— start —
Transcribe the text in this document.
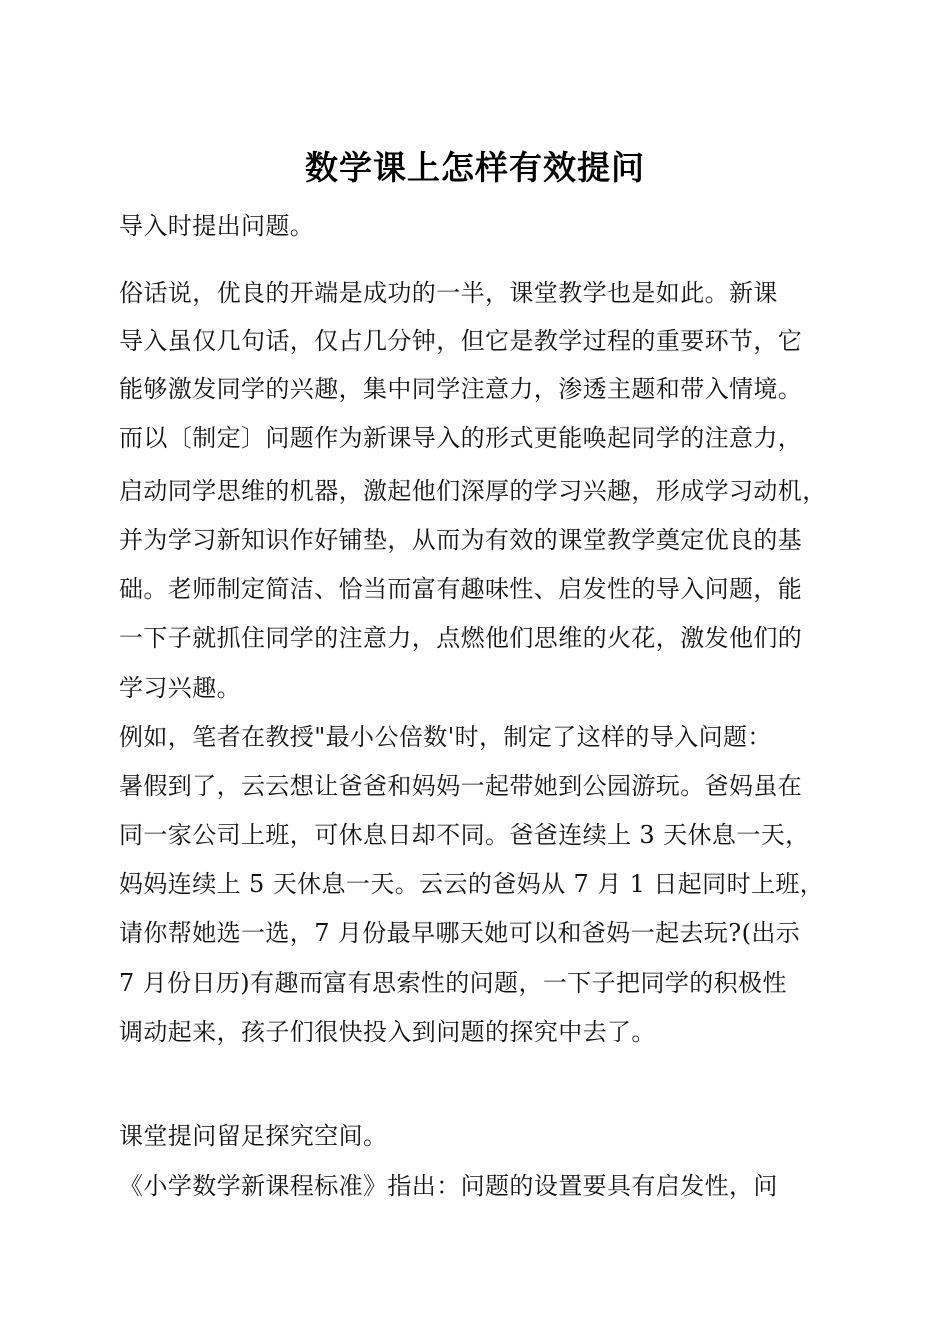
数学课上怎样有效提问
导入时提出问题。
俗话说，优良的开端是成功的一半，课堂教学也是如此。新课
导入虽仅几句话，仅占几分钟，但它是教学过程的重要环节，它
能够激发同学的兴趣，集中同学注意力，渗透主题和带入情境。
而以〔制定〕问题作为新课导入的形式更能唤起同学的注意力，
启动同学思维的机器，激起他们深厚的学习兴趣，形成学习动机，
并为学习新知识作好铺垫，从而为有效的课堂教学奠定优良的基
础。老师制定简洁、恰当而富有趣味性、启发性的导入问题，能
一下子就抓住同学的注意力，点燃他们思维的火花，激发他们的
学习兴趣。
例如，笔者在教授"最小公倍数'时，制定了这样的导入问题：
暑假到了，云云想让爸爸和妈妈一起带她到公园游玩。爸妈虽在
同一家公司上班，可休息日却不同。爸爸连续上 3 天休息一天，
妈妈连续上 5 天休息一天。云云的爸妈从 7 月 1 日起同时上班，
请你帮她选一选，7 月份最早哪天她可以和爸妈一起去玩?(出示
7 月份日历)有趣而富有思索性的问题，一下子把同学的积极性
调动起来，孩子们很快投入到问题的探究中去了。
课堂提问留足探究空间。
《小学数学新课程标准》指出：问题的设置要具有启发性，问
— end —
## What the task asks
Transcribe the material as is, with images omitted.

## The reply
Transcribe the text in this document.
数学课上怎样有效提问
导入时提出问题。
俗话说，优良的开端是成功的一半，课堂教学也是如此。新课
导入虽仅几句话，仅占几分钟，但它是教学过程的重要环节，它
能够激发同学的兴趣，集中同学注意力，渗透主题和带入情境。
而以〔制定〕问题作为新课导入的形式更能唤起同学的注意力，
启动同学思维的机器，激起他们深厚的学习兴趣，形成学习动机，
并为学习新知识作好铺垫，从而为有效的课堂教学奠定优良的基
础。老师制定简洁、恰当而富有趣味性、启发性的导入问题，能
一下子就抓住同学的注意力，点燃他们思维的火花，激发他们的
学习兴趣。
例如，笔者在教授"最小公倍数'时，制定了这样的导入问题：
暑假到了，云云想让爸爸和妈妈一起带她到公园游玩。爸妈虽在
同一家公司上班，可休息日却不同。爸爸连续上 3 天休息一天，
妈妈连续上 5 天休息一天。云云的爸妈从 7 月 1 日起同时上班，
请你帮她选一选，7 月份最早哪天她可以和爸妈一起去玩?(出示
7 月份日历)有趣而富有思索性的问题，一下子把同学的积极性
调动起来，孩子们很快投入到问题的探究中去了。
课堂提问留足探究空间。
《小学数学新课程标准》指出：问题的设置要具有启发性，问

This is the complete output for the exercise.